++++ Material shown ++++

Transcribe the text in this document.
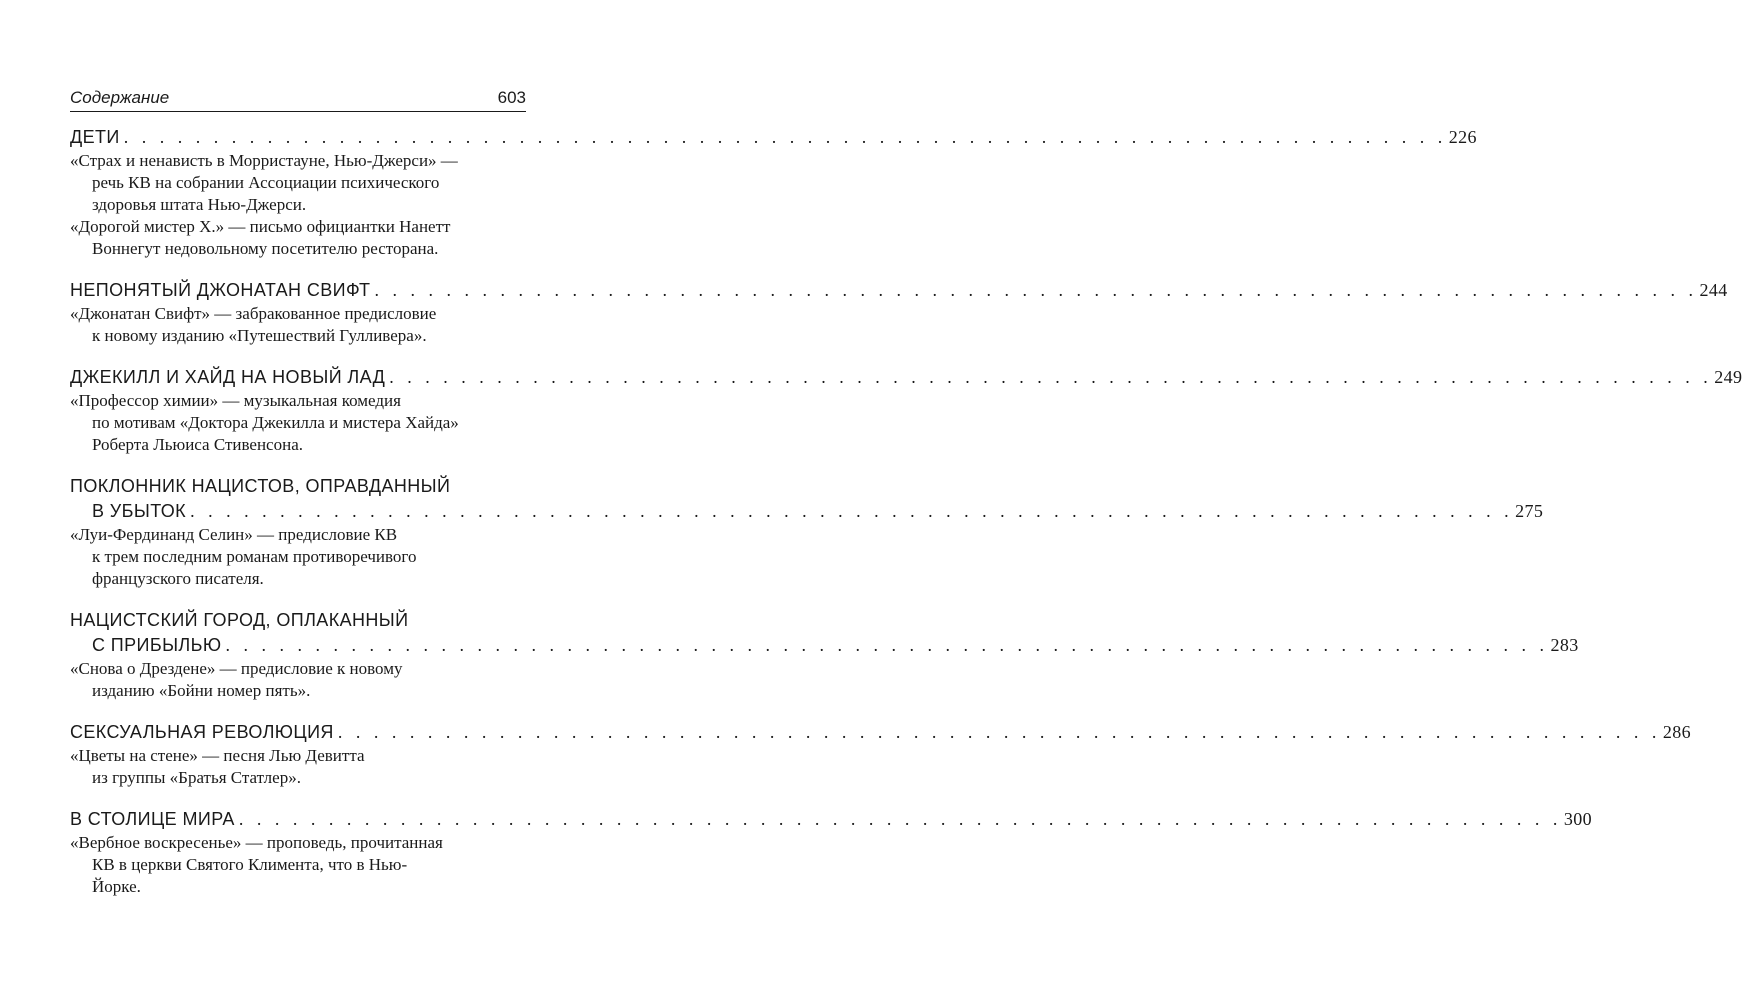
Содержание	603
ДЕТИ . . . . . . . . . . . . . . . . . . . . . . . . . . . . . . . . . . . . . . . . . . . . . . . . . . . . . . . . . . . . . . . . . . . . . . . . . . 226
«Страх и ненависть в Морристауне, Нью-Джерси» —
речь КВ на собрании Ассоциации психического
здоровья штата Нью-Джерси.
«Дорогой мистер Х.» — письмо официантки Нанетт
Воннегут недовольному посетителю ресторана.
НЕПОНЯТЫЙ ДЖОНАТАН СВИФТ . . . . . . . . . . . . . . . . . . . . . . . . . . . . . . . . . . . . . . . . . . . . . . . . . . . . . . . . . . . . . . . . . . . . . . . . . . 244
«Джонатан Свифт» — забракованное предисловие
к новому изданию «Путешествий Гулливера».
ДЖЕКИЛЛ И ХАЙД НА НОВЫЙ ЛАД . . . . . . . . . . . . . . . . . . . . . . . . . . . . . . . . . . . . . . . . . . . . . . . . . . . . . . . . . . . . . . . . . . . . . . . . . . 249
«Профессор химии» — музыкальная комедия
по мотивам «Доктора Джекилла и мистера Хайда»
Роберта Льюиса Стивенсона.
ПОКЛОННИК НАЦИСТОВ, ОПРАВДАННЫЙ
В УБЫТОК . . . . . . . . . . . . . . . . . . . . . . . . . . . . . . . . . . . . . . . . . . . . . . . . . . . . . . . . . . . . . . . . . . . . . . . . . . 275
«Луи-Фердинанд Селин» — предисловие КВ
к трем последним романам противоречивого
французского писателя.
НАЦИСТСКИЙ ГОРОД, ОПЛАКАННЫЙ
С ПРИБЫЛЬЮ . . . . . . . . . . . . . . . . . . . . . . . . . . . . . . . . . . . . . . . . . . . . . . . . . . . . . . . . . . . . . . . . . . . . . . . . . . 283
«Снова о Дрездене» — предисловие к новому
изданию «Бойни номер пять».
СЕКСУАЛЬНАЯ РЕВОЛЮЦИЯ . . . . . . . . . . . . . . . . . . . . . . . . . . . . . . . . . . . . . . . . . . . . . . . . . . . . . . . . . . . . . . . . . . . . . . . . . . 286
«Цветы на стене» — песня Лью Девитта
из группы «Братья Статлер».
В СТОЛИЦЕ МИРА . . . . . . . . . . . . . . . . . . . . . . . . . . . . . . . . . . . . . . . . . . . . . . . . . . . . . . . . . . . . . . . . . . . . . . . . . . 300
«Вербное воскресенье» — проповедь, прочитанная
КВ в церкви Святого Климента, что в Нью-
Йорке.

++++
++++ Material shown ++++

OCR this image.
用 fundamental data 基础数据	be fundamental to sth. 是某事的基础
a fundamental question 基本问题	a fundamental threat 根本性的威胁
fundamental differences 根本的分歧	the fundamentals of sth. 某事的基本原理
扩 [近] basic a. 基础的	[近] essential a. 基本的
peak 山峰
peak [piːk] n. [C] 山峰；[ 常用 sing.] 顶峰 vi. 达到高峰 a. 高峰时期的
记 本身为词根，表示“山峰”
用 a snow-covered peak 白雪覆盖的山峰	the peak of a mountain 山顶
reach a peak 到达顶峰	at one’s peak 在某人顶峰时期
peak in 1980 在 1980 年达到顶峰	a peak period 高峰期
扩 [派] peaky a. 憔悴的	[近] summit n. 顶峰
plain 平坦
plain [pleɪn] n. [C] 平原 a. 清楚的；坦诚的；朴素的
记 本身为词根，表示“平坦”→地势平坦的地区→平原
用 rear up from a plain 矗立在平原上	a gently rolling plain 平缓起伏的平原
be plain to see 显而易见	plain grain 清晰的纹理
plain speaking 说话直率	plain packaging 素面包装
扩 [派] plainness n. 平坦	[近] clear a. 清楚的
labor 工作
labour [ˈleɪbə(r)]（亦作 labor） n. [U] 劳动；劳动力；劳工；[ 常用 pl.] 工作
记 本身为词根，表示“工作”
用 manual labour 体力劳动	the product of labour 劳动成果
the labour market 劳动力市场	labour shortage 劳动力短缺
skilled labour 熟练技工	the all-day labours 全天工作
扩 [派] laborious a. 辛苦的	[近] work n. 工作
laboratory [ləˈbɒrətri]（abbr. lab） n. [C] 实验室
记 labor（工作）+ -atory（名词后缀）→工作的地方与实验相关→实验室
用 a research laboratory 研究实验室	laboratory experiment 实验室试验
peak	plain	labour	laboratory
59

++++

Look through the entries above; copy every line holding the string "предисловие".

* _Result of the exercise_
«Джонатан Свифт» — забракованное предисловие
«Луи-Фердинанд Селин» — предисловие КВ
«Снова о Дрездене» — предисловие к новому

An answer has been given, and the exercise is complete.